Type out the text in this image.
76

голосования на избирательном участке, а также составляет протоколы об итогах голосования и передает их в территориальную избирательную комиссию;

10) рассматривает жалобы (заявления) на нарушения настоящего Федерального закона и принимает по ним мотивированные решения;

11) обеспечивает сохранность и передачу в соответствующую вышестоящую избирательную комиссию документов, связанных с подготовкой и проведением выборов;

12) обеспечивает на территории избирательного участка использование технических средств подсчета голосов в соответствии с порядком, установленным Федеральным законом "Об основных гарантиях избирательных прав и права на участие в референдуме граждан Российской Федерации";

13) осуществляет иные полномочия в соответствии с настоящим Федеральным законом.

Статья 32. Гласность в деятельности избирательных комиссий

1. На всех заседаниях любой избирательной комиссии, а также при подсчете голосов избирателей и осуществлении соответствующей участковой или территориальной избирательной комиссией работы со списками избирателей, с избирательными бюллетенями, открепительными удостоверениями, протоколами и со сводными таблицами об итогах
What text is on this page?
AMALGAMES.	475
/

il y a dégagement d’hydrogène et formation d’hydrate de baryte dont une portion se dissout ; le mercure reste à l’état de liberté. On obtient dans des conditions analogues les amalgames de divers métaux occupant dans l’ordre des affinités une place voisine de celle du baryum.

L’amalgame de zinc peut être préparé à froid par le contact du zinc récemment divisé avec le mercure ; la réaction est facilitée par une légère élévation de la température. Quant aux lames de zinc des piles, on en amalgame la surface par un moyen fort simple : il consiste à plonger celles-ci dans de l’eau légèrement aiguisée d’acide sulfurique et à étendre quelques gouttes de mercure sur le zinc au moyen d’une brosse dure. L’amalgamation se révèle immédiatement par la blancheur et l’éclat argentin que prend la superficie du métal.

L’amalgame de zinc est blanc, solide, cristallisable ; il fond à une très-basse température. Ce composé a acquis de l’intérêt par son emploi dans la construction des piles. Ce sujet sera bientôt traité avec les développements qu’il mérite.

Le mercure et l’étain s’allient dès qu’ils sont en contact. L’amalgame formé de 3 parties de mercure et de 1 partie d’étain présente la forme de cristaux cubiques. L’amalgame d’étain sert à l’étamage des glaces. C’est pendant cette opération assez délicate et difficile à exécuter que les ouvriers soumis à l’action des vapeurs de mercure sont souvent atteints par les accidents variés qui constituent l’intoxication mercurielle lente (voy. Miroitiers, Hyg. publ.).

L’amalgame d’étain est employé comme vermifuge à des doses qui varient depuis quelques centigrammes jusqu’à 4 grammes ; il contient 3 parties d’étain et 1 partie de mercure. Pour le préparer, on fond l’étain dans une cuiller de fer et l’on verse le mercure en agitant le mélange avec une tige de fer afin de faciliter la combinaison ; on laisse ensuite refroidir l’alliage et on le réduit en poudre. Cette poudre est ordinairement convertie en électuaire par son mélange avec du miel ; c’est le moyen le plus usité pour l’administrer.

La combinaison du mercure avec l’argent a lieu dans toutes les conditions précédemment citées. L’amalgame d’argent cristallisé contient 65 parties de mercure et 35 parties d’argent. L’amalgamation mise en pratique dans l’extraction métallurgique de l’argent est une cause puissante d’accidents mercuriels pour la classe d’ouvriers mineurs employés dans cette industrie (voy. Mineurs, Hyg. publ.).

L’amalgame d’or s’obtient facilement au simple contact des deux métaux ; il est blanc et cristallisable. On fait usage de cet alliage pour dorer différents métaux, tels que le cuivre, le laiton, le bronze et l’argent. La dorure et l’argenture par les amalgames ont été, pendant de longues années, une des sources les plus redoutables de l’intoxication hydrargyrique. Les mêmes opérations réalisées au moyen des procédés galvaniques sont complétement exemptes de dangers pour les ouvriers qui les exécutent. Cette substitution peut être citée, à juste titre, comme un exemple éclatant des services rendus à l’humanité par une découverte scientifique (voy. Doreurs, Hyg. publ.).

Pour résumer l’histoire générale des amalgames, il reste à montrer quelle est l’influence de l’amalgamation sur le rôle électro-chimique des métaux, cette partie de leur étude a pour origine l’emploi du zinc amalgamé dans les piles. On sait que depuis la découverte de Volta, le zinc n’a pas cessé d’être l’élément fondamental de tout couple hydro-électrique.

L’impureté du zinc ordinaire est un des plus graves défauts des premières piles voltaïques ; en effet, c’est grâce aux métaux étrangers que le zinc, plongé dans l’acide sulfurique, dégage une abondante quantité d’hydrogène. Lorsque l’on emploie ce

━━━━━━━━━━

### WHAT YOU ARE ASKED TO DO
Identify and copy the lines holding the word "this".

### RESPONSE BELOW
Type out the text in this image.
What text is on this page?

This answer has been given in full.